Extracted records
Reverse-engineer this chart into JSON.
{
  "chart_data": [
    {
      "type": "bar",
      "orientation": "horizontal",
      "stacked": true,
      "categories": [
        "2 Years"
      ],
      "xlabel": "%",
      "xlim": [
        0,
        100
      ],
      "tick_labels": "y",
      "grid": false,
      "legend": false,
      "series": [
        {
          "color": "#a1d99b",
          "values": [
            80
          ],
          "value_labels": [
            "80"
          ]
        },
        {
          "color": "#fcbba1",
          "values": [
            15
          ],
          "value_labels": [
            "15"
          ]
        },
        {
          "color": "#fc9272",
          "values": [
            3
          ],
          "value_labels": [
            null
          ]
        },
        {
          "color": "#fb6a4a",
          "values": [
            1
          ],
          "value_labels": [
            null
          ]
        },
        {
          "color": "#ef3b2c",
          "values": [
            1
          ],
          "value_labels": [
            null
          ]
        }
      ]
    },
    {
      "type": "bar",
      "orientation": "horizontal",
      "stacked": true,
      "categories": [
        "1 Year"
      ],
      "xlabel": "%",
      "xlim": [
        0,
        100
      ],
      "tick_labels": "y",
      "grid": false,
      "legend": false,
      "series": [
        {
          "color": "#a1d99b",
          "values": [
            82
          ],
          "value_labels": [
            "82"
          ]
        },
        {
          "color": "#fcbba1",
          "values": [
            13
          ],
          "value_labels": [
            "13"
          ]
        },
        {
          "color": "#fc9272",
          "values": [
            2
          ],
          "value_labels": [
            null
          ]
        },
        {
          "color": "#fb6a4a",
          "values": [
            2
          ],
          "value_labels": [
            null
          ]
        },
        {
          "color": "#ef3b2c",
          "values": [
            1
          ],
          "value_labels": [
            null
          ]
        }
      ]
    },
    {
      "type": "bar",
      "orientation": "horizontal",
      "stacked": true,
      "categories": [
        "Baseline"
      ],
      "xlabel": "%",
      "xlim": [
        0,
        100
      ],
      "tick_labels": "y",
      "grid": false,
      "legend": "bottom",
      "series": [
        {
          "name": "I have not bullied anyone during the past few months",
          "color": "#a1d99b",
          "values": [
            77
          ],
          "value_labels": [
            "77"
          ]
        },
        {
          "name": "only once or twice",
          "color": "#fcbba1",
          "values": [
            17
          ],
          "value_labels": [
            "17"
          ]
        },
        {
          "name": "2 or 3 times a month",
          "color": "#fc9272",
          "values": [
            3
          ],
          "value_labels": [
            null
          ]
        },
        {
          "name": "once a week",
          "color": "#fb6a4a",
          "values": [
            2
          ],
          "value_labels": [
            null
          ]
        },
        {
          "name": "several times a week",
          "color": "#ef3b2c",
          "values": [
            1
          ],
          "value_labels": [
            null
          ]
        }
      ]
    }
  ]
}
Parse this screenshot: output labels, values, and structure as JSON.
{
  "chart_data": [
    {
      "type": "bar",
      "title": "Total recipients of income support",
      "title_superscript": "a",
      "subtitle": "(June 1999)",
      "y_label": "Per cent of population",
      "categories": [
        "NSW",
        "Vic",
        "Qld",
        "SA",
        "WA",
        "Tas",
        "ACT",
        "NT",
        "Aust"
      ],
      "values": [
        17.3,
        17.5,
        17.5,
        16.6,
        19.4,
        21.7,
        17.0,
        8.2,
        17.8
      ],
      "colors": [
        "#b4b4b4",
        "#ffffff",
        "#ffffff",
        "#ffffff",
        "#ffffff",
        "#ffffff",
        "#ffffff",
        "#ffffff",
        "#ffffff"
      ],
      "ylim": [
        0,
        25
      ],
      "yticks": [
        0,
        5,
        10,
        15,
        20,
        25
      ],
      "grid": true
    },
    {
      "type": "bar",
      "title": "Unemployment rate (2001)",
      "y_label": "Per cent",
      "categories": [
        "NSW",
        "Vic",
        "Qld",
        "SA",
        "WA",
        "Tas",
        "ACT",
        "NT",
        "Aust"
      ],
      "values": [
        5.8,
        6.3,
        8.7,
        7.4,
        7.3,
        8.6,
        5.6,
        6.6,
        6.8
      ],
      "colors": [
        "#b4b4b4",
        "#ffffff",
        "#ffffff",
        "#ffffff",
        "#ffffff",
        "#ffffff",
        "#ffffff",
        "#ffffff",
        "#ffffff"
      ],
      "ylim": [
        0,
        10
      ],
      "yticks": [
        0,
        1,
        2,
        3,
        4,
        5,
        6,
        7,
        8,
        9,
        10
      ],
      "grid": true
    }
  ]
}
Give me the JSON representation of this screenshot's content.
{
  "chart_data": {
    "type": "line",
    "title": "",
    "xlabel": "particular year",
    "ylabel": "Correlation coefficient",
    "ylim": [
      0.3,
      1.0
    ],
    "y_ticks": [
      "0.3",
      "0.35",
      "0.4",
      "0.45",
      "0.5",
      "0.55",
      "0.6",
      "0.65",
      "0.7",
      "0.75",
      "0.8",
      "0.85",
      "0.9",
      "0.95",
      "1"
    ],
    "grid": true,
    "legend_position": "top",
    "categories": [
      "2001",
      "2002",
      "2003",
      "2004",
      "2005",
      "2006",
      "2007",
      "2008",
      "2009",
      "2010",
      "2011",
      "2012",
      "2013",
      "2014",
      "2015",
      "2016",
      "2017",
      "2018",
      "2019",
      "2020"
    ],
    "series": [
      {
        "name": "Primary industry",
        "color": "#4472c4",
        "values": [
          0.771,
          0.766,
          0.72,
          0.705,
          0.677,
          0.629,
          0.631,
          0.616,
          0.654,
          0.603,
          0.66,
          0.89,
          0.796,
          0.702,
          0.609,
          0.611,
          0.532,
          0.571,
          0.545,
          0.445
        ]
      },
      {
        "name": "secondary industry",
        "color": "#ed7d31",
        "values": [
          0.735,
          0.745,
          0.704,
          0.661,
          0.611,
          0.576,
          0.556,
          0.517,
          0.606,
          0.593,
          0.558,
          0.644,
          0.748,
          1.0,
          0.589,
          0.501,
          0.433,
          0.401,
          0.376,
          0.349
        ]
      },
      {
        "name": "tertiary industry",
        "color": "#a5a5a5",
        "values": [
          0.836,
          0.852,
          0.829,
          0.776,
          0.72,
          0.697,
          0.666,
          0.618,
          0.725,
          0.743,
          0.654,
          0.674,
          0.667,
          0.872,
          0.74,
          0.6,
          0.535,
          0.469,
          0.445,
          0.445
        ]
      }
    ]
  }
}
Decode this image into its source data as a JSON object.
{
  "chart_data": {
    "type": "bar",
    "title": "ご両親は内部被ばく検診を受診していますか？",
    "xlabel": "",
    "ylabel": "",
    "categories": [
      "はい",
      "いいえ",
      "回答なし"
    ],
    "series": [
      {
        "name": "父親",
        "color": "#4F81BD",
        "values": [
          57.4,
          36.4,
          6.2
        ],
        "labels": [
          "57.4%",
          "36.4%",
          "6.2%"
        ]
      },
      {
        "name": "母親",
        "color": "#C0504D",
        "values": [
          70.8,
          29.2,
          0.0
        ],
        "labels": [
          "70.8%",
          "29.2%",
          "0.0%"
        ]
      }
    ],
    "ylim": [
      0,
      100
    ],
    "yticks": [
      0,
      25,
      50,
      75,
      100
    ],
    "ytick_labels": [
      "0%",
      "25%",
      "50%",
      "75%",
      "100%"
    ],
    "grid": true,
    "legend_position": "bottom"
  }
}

- **EXERCISE**
Exactly reproduce every line found in the records.

- **CORRECT RESULT**
Reverse-engineer this chart into JSON.
{
  "chart_data": [
    {
      "type": "bar",
      "orientation": "horizontal",
      "stacked": true,
      "categories": [
        "2 Years"
      ],
      "xlabel": "%",
      "xlim": [
        0,
        100
      ],
      "tick_labels": "y",
      "grid": false,
      "legend": false,
      "series": [
        {
          "color": "#a1d99b",
          "values": [
            80
          ],
          "value_labels": [
            "80"
          ]
        },
        {
          "color": "#fcbba1",
          "values": [
            15
          ],
          "value_labels": [
            "15"
          ]
        },
        {
          "color": "#fc9272",
          "values": [
            3
          ],
          "value_labels": [
            null
          ]
        },
        {
          "color": "#fb6a4a",
          "values": [
            1
          ],
          "value_labels": [
            null
          ]
        },
        {
          "color": "#ef3b2c",
          "values": [
            1
          ],
          "value_labels": [
            null
          ]
        }
      ]
    },
    {
      "type": "bar",
      "orientation": "horizontal",
      "stacked": true,
      "categories": [
        "1 Year"
      ],
      "xlabel": "%",
      "xlim": [
        0,
        100
      ],
      "tick_labels": "y",
      "grid": false,
      "legend": false,
      "series": [
        {
          "color": "#a1d99b",
          "values": [
            82
          ],
          "value_labels": [
            "82"
          ]
        },
        {
          "color": "#fcbba1",
          "values": [
            13
          ],
          "value_labels": [
            "13"
          ]
        },
        {
          "color": "#fc9272",
          "values": [
            2
          ],
          "value_labels": [
            null
          ]
        },
        {
          "color": "#fb6a4a",
          "values": [
            2
          ],
          "value_labels": [
            null
          ]
        },
        {
          "color": "#ef3b2c",
          "values": [
            1
          ],
          "value_labels": [
            null
          ]
        }
      ]
    },
    {
      "type": "bar",
      "orientation": "horizontal",
      "stacked": true,
      "categories": [
        "Baseline"
      ],
      "xlabel": "%",
      "xlim": [
        0,
        100
      ],
      "tick_labels": "y",
      "grid": false,
      "legend": "bottom",
      "series": [
        {
          "name": "I have not bullied anyone during the past few months",
          "color": "#a1d99b",
          "values": [
            77
          ],
          "value_labels": [
            "77"
          ]
        },
        {
          "name": "only once or twice",
          "color": "#fcbba1",
          "values": [
            17
          ],
          "value_labels": [
            "17"
          ]
        },
        {
          "name": "2 or 3 times a month",
          "color": "#fc9272",
          "values": [
            3
          ],
          "value_labels": [
            null
          ]
        },
        {
          "name": "once a week",
          "color": "#fb6a4a",
          "values": [
            2
          ],
          "value_labels": [
            null
          ]
        },
        {
          "name": "several times a week",
          "color": "#ef3b2c",
          "values": [
            1
          ],
          "value_labels": [
            null
          ]
        }
      ]
    }
  ]
}
Parse this screenshot: output labels, values, and structure as JSON.
{
  "chart_data": [
    {
      "type": "bar",
      "title": "Total recipients of income support",
      "title_superscript": "a",
      "subtitle": "(June 1999)",
      "y_label": "Per cent of population",
      "categories": [
        "NSW",
        "Vic",
        "Qld",
        "SA",
        "WA",
        "Tas",
        "ACT",
        "NT",
        "Aust"
      ],
      "values": [
        17.3,
        17.5,
        17.5,
        16.6,
        19.4,
        21.7,
        17.0,
        8.2,
        17.8
      ],
      "colors": [
        "#b4b4b4",
        "#ffffff",
        "#ffffff",
        "#ffffff",
        "#ffffff",
        "#ffffff",
        "#ffffff",
        "#ffffff",
        "#ffffff"
      ],
      "ylim": [
        0,
        25
      ],
      "yticks": [
        0,
        5,
        10,
        15,
        20,
        25
      ],
      "grid": true
    },
    {
      "type": "bar",
      "title": "Unemployment rate (2001)",
      "y_label": "Per cent",
      "categories": [
        "NSW",
        "Vic",
        "Qld",
        "SA",
        "WA",
        "Tas",
        "ACT",
        "NT",
        "Aust"
      ],
      "values": [
        5.8,
        6.3,
        8.7,
        7.4,
        7.3,
        8.6,
        5.6,
        6.6,
        6.8
      ],
      "colors": [
        "#b4b4b4",
        "#ffffff",
        "#ffffff",
        "#ffffff",
        "#ffffff",
        "#ffffff",
        "#ffffff",
        "#ffffff",
        "#ffffff"
      ],
      "ylim": [
        0,
        10
      ],
      "yticks": [
        0,
        1,
        2,
        3,
        4,
        5,
        6,
        7,
        8,
        9,
        10
      ],
      "grid": true
    }
  ]
}
Give me the JSON representation of this screenshot's content.
{
  "chart_data": {
    "type": "line",
    "title": "",
    "xlabel": "particular year",
    "ylabel": "Correlation coefficient",
    "ylim": [
      0.3,
      1.0
    ],
    "y_ticks": [
      "0.3",
      "0.35",
      "0.4",
      "0.45",
      "0.5",
      "0.55",
      "0.6",
      "0.65",
      "0.7",
      "0.75",
      "0.8",
      "0.85",
      "0.9",
      "0.95",
      "1"
    ],
    "grid": true,
    "legend_position": "top",
    "categories": [
      "2001",
      "2002",
      "2003",
      "2004",
      "2005",
      "2006",
      "2007",
      "2008",
      "2009",
      "2010",
      "2011",
      "2012",
      "2013",
      "2014",
      "2015",
      "2016",
      "2017",
      "2018",
      "2019",
      "2020"
    ],
    "series": [
      {
        "name": "Primary industry",
        "color": "#4472c4",
        "values": [
          0.771,
          0.766,
          0.72,
          0.705,
          0.677,
          0.629,
          0.631,
          0.616,
          0.654,
          0.603,
          0.66,
          0.89,
          0.796,
          0.702,
          0.609,
          0.611,
          0.532,
          0.571,
          0.545,
          0.445
        ]
      },
      {
        "name": "secondary industry",
        "color": "#ed7d31",
        "values": [
          0.735,
          0.745,
          0.704,
          0.661,
          0.611,
          0.576,
          0.556,
          0.517,
          0.606,
          0.593,
          0.558,
          0.644,
          0.748,
          1.0,
          0.589,
          0.501,
          0.433,
          0.401,
          0.376,
          0.349
        ]
      },
      {
        "name": "tertiary industry",
        "color": "#a5a5a5",
        "values": [
          0.836,
          0.852,
          0.829,
          0.776,
          0.72,
          0.697,
          0.666,
          0.618,
          0.725,
          0.743,
          0.654,
          0.674,
          0.667,
          0.872,
          0.74,
          0.6,
          0.535,
          0.469,
          0.445,
          0.445
        ]
      }
    ]
  }
}
Decode this image into its source data as a JSON object.
{
  "chart_data": {
    "type": "bar",
    "title": "ご両親は内部被ばく検診を受診していますか？",
    "xlabel": "",
    "ylabel": "",
    "categories": [
      "はい",
      "いいえ",
      "回答なし"
    ],
    "series": [
      {
        "name": "父親",
        "color": "#4F81BD",
        "values": [
          57.4,
          36.4,
          6.2
        ],
        "labels": [
          "57.4%",
          "36.4%",
          "6.2%"
        ]
      },
      {
        "name": "母親",
        "color": "#C0504D",
        "values": [
          70.8,
          29.2,
          0.0
        ],
        "labels": [
          "70.8%",
          "29.2%",
          "0.0%"
        ]
      }
    ],
    "ylim": [
      0,
      100
    ],
    "yticks": [
      0,
      25,
      50,
      75,
      100
    ],
    "ytick_labels": [
      "0%",
      "25%",
      "50%",
      "75%",
      "100%"
    ],
    "grid": true,
    "legend_position": "bottom"
  }
}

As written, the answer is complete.